* Task prompt *
Filter the entries, keeping every line with the word "Gott".

▶

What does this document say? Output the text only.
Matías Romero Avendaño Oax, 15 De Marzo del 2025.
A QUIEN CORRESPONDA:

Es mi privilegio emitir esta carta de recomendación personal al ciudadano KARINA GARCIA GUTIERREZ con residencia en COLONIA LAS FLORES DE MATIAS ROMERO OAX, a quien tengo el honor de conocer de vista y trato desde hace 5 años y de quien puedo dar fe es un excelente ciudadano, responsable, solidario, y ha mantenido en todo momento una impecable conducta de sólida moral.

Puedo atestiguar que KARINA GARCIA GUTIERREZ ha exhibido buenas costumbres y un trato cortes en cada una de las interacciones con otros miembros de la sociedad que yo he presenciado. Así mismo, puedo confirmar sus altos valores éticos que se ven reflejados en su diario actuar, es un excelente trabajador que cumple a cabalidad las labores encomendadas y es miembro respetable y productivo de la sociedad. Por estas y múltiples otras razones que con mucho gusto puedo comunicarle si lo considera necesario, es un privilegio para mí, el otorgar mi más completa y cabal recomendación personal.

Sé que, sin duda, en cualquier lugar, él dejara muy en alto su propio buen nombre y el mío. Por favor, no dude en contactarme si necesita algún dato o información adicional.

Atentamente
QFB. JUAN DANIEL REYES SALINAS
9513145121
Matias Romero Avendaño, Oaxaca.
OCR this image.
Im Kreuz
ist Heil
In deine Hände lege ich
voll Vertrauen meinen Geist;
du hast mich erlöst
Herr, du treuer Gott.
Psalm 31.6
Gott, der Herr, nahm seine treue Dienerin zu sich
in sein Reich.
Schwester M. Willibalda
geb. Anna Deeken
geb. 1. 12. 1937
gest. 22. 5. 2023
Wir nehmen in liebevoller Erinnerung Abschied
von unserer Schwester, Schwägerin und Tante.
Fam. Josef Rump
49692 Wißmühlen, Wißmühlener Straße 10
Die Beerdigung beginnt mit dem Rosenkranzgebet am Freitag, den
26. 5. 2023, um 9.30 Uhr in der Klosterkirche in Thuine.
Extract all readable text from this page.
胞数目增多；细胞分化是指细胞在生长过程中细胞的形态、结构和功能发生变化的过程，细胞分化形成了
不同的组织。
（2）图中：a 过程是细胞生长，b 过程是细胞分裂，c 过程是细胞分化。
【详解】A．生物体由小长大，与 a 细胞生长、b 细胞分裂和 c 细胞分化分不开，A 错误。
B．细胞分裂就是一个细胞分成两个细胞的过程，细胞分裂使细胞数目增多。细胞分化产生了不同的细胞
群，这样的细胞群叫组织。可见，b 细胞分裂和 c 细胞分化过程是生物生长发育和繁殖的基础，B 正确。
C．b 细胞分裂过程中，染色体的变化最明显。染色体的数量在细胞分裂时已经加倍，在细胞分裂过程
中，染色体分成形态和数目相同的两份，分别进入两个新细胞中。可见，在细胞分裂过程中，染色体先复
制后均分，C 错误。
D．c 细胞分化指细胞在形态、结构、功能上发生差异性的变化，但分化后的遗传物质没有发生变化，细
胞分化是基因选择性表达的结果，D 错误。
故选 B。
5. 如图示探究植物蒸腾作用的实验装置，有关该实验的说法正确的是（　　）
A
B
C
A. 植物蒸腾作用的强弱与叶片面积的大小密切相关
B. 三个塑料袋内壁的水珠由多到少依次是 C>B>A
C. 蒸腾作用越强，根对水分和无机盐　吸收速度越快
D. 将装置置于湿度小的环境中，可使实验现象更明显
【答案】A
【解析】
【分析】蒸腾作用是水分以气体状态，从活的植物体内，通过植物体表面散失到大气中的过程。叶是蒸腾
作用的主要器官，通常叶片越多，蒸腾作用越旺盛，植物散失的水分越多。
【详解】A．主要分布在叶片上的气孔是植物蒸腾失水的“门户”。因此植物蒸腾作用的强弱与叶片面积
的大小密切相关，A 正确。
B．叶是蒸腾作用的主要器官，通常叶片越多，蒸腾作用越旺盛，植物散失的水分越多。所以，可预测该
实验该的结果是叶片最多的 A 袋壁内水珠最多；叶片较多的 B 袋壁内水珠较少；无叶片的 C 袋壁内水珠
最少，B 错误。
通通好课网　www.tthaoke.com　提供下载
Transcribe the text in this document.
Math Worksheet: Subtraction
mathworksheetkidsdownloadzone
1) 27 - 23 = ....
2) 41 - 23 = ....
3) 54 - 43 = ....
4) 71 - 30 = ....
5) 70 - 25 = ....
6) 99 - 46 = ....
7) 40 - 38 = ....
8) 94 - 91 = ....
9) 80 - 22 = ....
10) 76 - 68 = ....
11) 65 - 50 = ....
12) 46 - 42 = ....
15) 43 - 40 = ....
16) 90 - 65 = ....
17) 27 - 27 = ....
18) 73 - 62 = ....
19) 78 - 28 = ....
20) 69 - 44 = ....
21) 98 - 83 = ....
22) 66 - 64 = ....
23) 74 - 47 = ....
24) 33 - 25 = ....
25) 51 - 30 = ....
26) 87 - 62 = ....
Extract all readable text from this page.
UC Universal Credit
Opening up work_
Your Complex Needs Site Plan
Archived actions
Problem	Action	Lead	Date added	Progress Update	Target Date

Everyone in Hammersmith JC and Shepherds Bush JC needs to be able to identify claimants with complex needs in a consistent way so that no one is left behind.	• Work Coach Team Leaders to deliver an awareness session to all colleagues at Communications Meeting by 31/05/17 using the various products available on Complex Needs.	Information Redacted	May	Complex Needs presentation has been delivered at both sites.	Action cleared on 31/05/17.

◀

* Response *
Herr, du treuer Gott.
Gott, der Herr, nahm seine treue Dienerin zu sich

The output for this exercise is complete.